#### RECORDED DATA
────

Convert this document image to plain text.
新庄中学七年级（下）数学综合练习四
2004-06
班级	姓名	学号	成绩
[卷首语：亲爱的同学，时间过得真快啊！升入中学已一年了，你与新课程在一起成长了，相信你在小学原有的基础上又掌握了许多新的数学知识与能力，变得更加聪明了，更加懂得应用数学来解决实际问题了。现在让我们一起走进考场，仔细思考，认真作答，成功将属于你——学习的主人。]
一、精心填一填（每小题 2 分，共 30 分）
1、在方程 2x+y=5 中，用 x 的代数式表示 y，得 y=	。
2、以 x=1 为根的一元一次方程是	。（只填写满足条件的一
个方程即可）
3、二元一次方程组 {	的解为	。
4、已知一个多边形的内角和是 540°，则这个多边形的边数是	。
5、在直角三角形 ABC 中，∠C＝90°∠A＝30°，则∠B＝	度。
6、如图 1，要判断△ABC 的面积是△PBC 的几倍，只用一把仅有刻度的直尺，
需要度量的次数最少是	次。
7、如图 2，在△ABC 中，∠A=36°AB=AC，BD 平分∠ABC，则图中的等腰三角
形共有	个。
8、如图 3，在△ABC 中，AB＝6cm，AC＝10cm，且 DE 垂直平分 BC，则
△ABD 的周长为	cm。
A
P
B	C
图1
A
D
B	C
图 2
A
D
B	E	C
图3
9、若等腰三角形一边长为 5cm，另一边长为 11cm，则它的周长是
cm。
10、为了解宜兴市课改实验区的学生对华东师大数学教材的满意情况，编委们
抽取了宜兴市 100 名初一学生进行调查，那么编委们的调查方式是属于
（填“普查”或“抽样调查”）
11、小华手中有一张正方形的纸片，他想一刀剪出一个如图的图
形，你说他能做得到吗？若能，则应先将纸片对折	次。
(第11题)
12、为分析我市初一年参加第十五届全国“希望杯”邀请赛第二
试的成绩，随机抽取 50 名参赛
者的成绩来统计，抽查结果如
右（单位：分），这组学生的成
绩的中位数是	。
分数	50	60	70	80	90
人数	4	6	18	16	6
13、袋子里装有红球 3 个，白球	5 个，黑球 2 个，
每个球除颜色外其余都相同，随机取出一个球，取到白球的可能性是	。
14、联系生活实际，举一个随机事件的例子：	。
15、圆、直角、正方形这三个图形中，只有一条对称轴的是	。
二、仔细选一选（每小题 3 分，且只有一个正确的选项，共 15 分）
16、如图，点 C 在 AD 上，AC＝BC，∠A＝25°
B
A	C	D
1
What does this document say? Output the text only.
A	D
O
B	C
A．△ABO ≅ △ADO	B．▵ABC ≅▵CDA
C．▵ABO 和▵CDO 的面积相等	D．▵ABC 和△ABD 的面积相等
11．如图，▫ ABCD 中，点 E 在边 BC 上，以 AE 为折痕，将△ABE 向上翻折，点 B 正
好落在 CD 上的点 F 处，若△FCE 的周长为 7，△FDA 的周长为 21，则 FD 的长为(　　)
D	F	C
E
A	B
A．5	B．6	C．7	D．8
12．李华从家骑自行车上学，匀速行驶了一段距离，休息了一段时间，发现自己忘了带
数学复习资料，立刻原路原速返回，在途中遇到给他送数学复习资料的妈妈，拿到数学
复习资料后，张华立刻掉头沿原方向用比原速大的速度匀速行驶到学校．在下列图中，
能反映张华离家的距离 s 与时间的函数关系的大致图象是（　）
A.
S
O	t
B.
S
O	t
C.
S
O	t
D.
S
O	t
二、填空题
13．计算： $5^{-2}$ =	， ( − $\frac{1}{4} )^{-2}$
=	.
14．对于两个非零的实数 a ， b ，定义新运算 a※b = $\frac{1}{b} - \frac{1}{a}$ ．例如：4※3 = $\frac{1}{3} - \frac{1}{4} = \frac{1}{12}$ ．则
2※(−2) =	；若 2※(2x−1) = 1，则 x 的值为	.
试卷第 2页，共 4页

────

Only a number is needed: how many lines of the material above contain "的周长为"?

#### TASK SOLUTION
2